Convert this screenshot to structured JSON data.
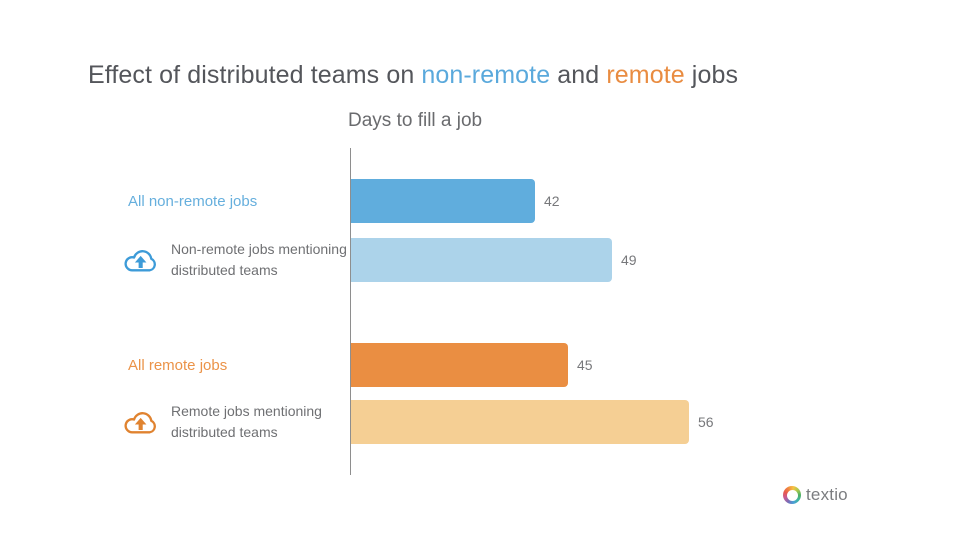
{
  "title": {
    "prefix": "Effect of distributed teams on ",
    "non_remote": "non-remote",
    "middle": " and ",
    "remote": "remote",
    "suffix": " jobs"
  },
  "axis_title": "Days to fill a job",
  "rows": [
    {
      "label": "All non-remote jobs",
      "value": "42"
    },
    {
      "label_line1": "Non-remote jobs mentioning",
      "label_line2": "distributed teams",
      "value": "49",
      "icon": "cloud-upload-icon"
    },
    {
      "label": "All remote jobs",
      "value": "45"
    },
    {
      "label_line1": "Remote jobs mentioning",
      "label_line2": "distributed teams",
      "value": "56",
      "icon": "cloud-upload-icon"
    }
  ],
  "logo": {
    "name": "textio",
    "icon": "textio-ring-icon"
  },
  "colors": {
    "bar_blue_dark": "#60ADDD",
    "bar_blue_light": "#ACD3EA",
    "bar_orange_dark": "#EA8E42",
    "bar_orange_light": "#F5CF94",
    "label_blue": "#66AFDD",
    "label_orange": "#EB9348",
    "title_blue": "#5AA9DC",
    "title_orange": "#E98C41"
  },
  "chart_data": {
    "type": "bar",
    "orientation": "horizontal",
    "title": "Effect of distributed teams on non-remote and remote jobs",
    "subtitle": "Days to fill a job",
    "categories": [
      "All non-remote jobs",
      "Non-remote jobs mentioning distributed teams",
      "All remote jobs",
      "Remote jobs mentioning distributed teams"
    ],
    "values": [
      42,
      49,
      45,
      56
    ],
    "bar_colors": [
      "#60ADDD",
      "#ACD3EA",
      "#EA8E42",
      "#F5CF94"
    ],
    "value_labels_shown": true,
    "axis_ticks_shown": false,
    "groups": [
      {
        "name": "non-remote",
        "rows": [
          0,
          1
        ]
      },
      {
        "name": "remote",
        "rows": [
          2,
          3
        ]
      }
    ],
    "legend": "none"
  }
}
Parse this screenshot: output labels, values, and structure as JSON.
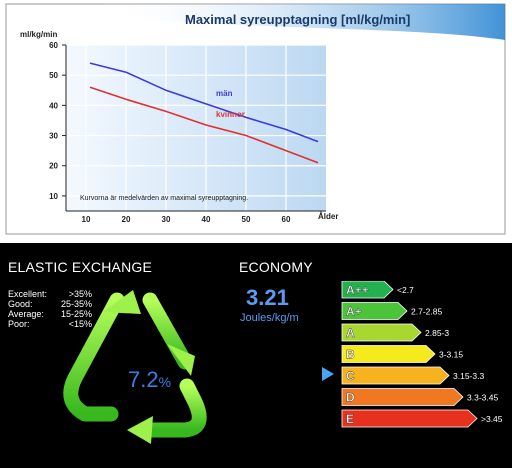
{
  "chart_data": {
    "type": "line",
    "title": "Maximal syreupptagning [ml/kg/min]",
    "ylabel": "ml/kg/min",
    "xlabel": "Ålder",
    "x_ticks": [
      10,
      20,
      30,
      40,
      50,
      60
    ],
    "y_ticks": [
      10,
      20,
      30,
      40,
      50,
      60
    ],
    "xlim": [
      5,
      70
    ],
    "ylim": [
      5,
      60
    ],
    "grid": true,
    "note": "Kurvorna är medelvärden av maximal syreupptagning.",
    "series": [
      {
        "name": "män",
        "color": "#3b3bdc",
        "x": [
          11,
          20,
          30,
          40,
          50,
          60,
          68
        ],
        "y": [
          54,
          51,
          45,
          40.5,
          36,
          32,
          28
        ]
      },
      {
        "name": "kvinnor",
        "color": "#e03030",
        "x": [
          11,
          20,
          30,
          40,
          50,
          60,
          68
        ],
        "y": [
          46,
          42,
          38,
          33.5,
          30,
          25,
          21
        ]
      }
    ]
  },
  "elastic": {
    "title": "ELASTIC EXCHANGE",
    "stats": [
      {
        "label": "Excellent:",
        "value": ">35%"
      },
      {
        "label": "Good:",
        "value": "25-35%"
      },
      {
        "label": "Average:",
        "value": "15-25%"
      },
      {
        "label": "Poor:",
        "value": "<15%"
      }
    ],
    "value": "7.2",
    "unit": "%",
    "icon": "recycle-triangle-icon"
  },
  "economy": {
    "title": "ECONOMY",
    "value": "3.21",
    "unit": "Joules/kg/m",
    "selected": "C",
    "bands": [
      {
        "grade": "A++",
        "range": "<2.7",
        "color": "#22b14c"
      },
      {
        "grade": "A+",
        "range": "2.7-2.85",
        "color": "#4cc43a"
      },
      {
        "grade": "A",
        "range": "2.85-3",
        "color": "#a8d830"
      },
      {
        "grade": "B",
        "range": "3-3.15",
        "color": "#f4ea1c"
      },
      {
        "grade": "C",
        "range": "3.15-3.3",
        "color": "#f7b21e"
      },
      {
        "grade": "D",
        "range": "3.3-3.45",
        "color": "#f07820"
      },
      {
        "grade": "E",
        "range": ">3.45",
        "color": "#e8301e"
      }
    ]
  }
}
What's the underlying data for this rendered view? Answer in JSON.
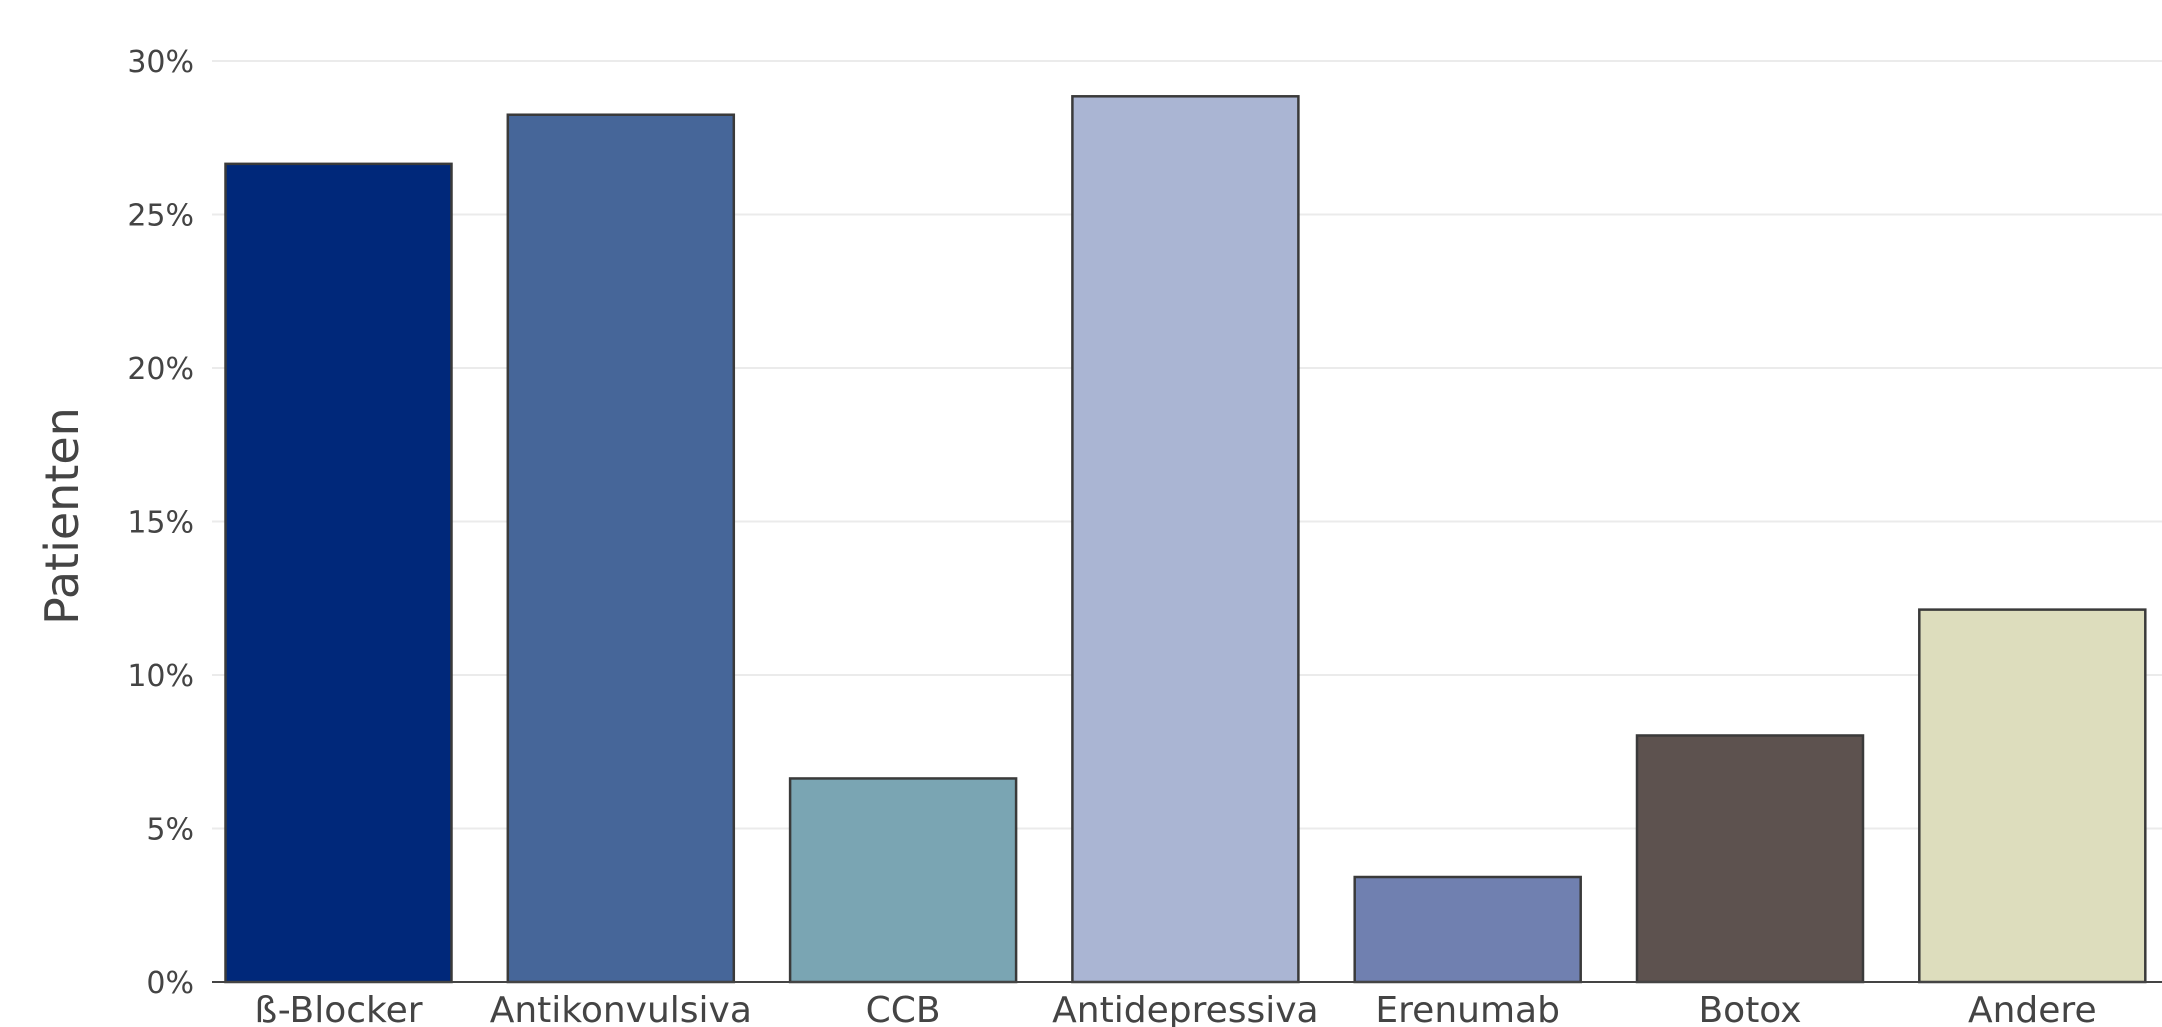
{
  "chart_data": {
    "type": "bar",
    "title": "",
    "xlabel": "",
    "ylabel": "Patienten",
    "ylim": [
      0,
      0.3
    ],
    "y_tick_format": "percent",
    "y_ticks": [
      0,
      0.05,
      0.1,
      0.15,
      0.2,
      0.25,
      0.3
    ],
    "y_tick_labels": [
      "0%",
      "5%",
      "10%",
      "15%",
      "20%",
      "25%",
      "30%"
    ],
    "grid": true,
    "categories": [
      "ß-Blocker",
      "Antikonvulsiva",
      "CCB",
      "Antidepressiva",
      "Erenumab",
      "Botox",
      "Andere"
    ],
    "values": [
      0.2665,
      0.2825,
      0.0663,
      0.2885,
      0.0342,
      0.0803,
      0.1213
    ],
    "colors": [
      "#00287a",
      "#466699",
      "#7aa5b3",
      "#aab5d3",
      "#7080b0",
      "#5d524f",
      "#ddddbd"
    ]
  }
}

> Task prompt: Going through the entries above, tally each line that has the word "JSON". Answer with the number only.

> The output: 3